Records follow. Copy every line with "Michigan".

..........

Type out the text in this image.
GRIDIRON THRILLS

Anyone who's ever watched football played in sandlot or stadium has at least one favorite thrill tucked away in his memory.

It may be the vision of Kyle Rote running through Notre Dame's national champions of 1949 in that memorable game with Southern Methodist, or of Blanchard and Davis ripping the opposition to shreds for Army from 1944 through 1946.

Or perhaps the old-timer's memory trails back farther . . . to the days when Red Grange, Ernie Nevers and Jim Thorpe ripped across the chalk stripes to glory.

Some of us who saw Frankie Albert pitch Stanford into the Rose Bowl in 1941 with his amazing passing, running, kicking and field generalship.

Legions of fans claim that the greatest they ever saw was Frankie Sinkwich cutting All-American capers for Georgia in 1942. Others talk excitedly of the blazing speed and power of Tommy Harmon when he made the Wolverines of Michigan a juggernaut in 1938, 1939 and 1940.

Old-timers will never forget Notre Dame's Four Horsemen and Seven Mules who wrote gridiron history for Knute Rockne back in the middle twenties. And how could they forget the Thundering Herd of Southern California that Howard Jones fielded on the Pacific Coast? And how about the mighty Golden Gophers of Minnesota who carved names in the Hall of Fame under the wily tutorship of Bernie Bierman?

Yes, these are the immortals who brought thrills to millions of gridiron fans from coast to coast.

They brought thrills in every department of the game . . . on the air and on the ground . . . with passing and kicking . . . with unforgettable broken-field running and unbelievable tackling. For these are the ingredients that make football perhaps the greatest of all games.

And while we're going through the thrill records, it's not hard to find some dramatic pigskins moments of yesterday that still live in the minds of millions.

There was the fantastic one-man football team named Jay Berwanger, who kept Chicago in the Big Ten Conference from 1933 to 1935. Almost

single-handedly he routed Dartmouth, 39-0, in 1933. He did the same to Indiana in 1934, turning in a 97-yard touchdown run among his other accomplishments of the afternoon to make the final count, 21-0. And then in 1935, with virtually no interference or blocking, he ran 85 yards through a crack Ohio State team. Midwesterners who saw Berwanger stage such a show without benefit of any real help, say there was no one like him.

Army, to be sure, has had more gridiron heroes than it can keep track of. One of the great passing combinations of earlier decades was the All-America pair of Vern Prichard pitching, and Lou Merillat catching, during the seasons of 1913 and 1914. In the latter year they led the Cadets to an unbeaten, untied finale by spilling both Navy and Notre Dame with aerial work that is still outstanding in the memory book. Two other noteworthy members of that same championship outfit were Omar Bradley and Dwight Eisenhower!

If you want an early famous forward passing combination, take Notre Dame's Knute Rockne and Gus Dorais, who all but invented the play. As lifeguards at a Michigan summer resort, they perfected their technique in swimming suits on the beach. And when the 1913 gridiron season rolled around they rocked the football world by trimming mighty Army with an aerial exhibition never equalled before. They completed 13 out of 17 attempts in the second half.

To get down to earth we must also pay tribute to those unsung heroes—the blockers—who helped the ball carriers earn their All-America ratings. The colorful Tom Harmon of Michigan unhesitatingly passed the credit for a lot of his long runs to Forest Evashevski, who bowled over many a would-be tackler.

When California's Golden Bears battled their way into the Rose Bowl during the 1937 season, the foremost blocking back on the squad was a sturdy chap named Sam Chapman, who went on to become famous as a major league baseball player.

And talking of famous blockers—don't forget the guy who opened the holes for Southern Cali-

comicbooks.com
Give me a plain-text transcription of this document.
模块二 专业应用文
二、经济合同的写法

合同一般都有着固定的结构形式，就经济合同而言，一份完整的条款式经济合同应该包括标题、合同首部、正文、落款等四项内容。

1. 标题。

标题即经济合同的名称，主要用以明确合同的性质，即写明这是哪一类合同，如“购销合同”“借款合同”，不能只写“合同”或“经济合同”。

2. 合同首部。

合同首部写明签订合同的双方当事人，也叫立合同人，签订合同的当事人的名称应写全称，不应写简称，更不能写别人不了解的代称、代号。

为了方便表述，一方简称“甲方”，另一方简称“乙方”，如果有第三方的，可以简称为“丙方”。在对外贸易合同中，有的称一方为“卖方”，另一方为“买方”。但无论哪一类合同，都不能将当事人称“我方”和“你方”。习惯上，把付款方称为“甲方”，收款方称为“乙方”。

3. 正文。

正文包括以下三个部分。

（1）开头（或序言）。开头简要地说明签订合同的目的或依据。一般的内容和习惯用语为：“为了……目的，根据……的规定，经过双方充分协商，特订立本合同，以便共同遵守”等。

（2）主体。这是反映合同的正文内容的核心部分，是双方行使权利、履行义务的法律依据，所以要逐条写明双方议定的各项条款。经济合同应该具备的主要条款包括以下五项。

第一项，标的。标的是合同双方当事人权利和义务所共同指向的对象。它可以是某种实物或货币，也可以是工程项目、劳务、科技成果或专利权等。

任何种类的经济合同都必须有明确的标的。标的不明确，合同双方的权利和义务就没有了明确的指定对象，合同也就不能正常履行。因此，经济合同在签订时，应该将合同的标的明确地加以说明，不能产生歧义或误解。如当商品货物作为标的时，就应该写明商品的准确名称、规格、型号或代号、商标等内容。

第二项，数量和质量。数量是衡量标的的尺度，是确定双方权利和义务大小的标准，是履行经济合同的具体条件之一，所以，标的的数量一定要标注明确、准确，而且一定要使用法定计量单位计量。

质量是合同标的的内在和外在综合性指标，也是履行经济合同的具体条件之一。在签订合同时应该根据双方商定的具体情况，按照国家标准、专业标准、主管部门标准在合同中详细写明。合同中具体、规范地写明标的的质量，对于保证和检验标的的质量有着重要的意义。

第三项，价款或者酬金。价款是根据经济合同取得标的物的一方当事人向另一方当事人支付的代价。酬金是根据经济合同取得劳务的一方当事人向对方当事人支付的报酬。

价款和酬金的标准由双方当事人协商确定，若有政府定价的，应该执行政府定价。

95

..........

__RESPONSE__:
Legions of fans claim that the greatest they ever saw was Frankie Sinkwich cutting All-American capers for Georgia in 1942. Others talk excitedly of the blazing speed and power of Tommy Harmon when he made the Wolverines of Michigan a juggernaut in 1938, 1939 and 1940.
If you want an early famous forward passing combination, take Notre Dame's Knute Rockne and Gus Dorais, who all but invented the play. As lifeguards at a Michigan summer resort, they perfected their technique in swimming suits on the beach. And when the 1913 gridiron season rolled around they rocked the football world by trimming mighty Army with an aerial exhibition never equalled before. They completed 13 out of 17 attempts in the second half.
To get down to earth we must also pay tribute to those unsung heroes—the blockers—who helped the ball carriers earn their All-America ratings. The colorful Tom Harmon of Michigan unhesitatingly passed the credit for a lot of his long runs to Forest Evashevski, who bowled over many a would-be tackler.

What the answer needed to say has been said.